(Saved entries)

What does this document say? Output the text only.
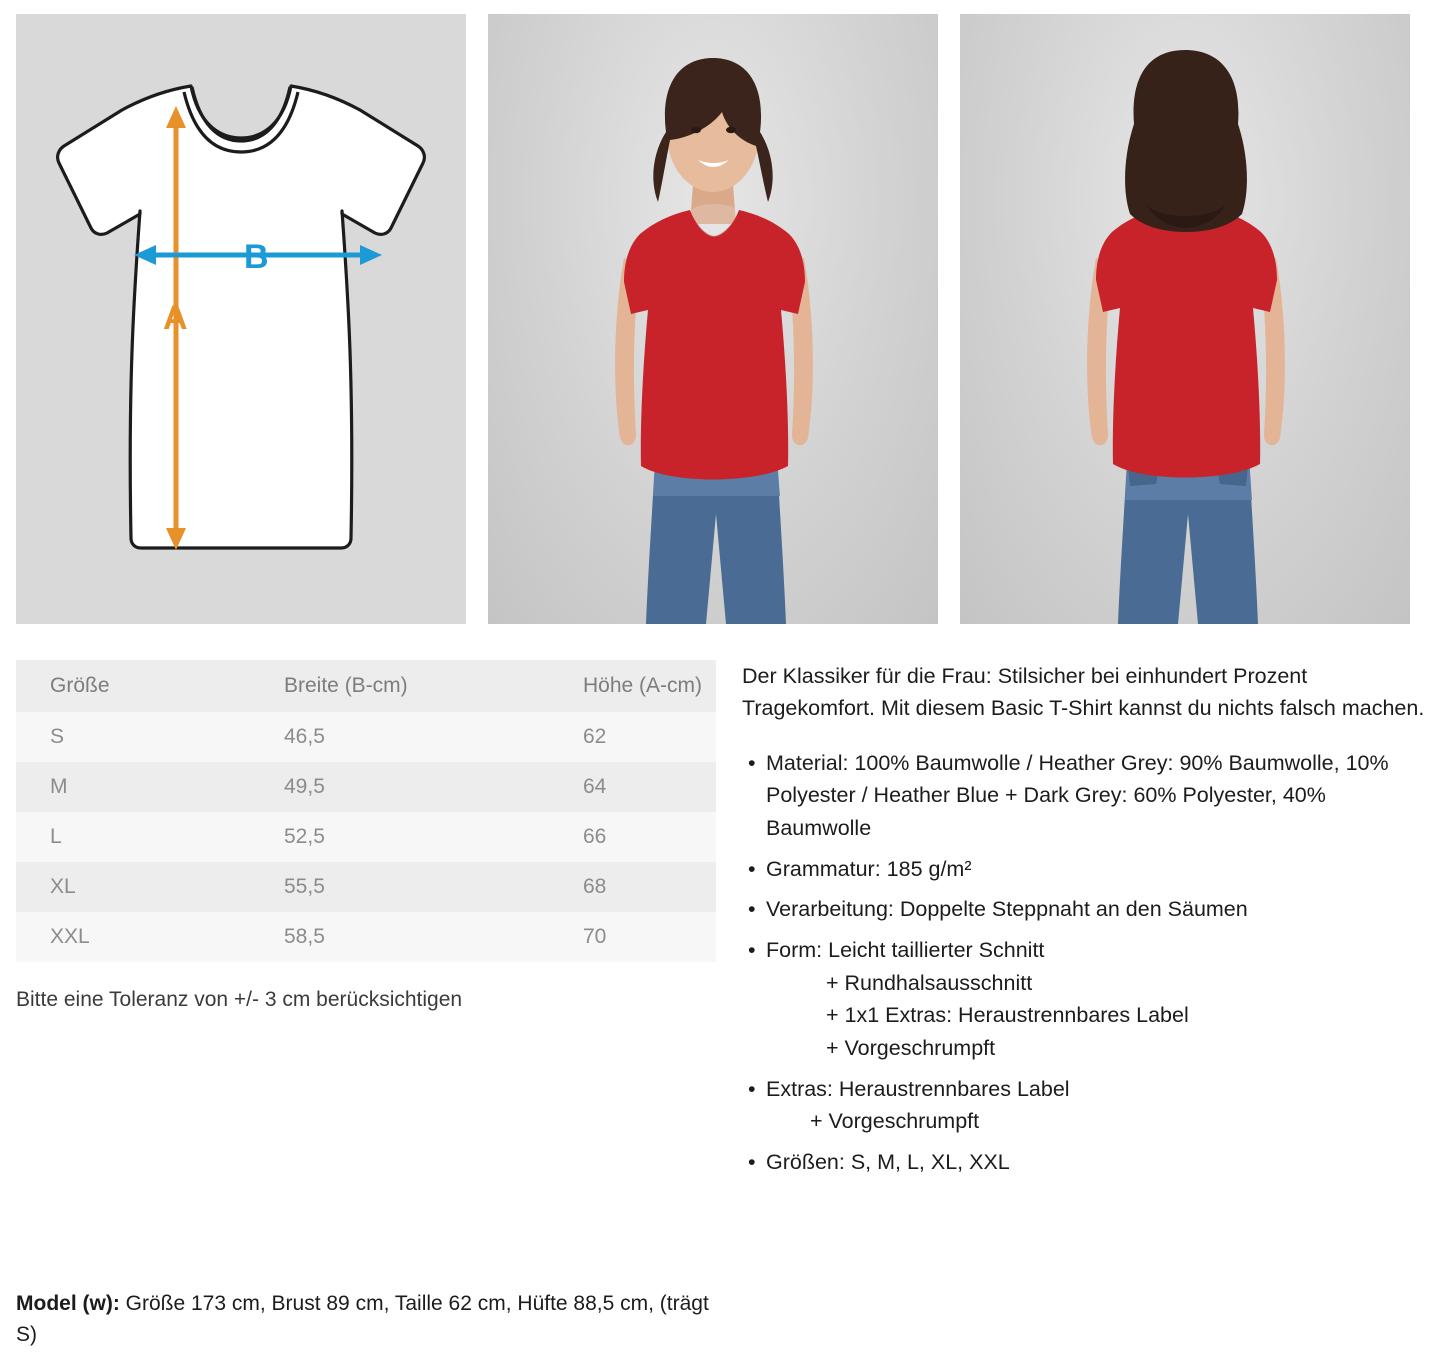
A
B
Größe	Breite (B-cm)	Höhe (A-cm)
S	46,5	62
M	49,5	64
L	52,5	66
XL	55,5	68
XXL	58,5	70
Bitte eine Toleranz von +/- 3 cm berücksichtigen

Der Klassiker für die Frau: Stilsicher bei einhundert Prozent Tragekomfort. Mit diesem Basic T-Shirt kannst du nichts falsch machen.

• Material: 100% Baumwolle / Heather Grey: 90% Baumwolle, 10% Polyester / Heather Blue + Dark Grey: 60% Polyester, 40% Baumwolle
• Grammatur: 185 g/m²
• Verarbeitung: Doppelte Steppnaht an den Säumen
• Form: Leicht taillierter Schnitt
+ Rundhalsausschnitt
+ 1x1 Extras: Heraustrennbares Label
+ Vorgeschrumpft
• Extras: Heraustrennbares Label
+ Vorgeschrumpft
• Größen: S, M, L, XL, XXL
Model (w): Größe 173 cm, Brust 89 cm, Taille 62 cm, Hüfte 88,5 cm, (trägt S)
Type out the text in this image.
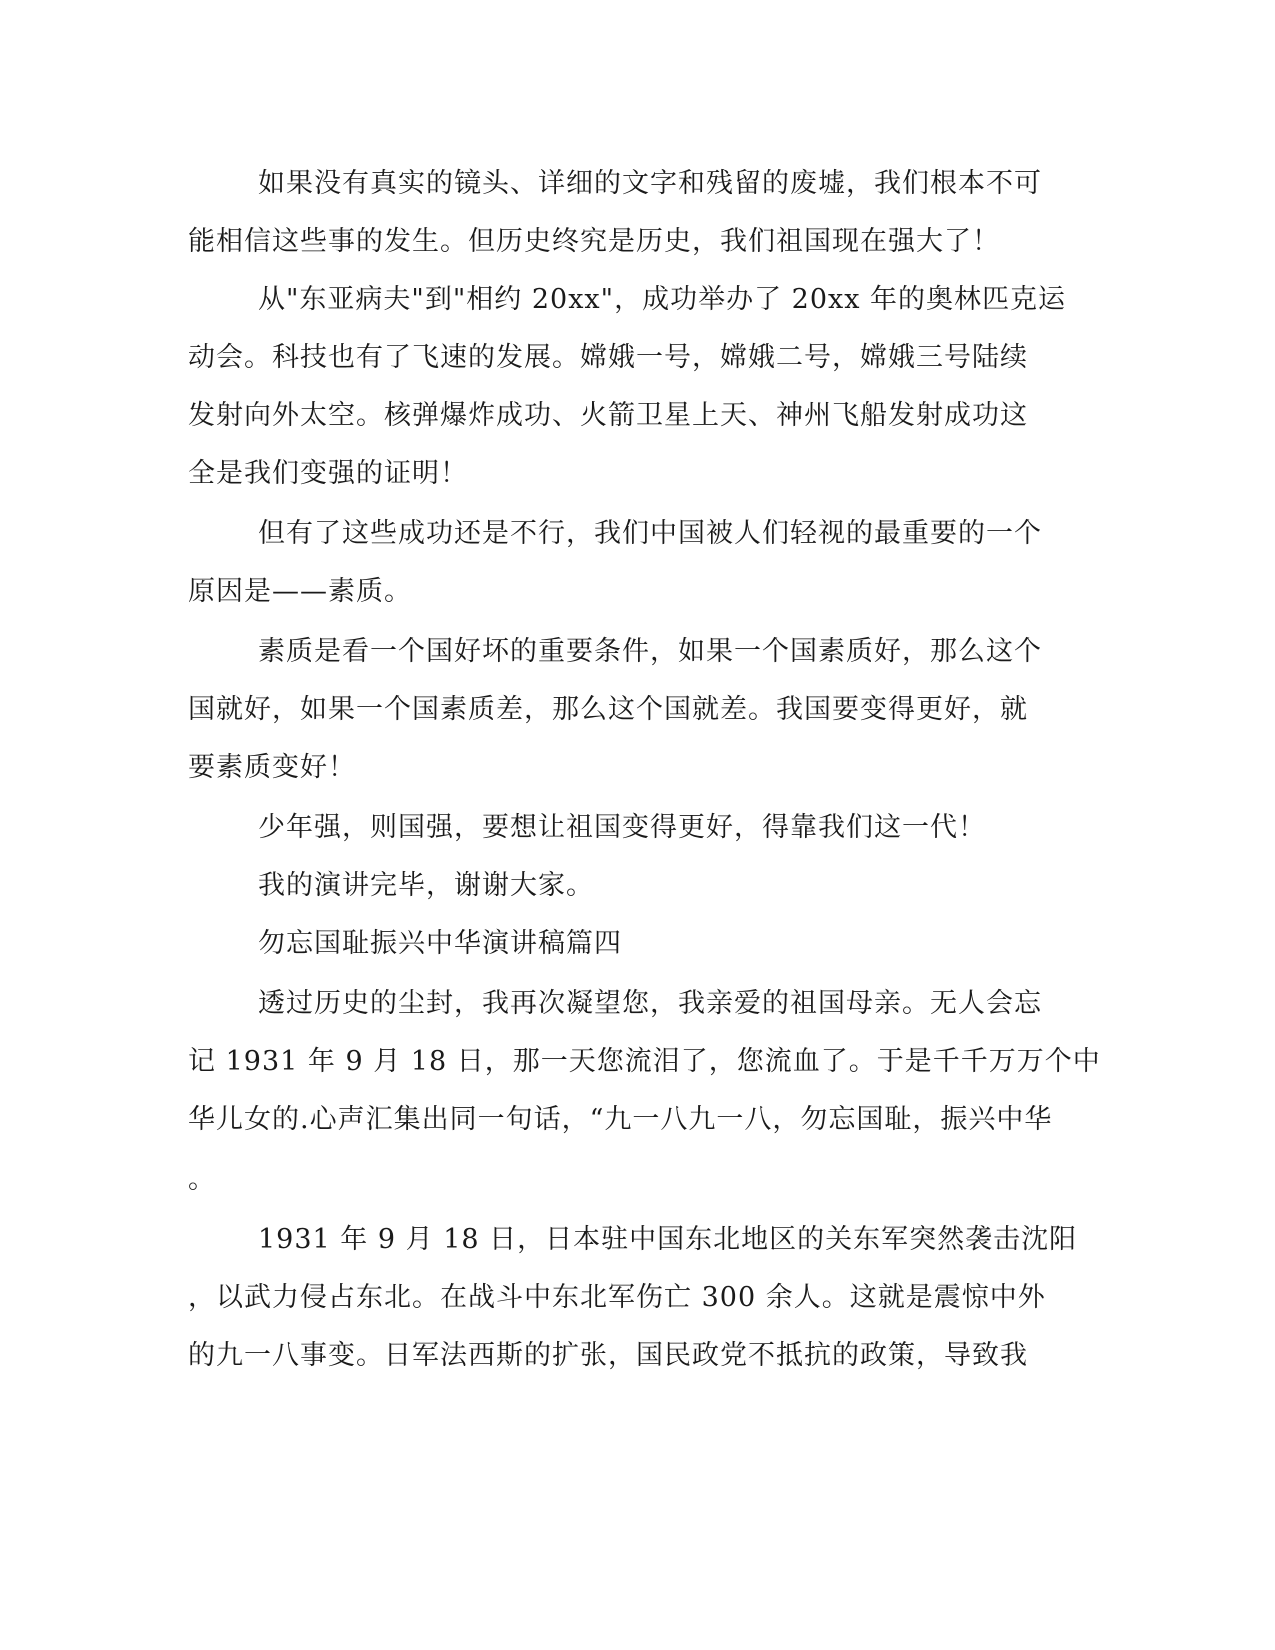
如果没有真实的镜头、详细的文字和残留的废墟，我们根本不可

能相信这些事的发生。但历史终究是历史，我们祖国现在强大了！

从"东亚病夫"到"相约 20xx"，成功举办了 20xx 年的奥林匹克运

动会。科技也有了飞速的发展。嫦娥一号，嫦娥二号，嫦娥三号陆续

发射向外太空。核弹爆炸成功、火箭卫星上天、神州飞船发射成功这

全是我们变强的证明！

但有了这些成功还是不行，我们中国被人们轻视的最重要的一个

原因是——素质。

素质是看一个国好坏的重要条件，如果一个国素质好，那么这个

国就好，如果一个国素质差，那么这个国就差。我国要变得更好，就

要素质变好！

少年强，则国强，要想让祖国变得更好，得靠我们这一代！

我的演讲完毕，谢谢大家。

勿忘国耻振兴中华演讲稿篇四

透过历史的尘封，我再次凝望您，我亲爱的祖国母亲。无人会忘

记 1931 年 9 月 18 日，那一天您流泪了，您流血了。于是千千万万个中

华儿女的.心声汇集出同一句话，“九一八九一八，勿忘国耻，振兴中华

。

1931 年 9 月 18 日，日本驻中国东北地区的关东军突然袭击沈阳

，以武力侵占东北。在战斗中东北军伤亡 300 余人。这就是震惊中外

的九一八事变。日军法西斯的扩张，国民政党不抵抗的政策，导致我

Job — Output the line that contains "Type out the text in this image." and every subsequent line through the end of the entries, exactly as given, without pictures.

The result —
Type out the text in this image.
如果没有真实的镜头、详细的文字和残留的废墟，我们根本不可

能相信这些事的发生。但历史终究是历史，我们祖国现在强大了！

从"东亚病夫"到"相约 20xx"，成功举办了 20xx 年的奥林匹克运

动会。科技也有了飞速的发展。嫦娥一号，嫦娥二号，嫦娥三号陆续

发射向外太空。核弹爆炸成功、火箭卫星上天、神州飞船发射成功这

全是我们变强的证明！

但有了这些成功还是不行，我们中国被人们轻视的最重要的一个

原因是——素质。

素质是看一个国好坏的重要条件，如果一个国素质好，那么这个

国就好，如果一个国素质差，那么这个国就差。我国要变得更好，就

要素质变好！

少年强，则国强，要想让祖国变得更好，得靠我们这一代！

我的演讲完毕，谢谢大家。

勿忘国耻振兴中华演讲稿篇四

透过历史的尘封，我再次凝望您，我亲爱的祖国母亲。无人会忘

记 1931 年 9 月 18 日，那一天您流泪了，您流血了。于是千千万万个中

华儿女的.心声汇集出同一句话，“九一八九一八，勿忘国耻，振兴中华

。

1931 年 9 月 18 日，日本驻中国东北地区的关东军突然袭击沈阳

，以武力侵占东北。在战斗中东北军伤亡 300 余人。这就是震惊中外

的九一八事变。日军法西斯的扩张，国民政党不抵抗的政策，导致我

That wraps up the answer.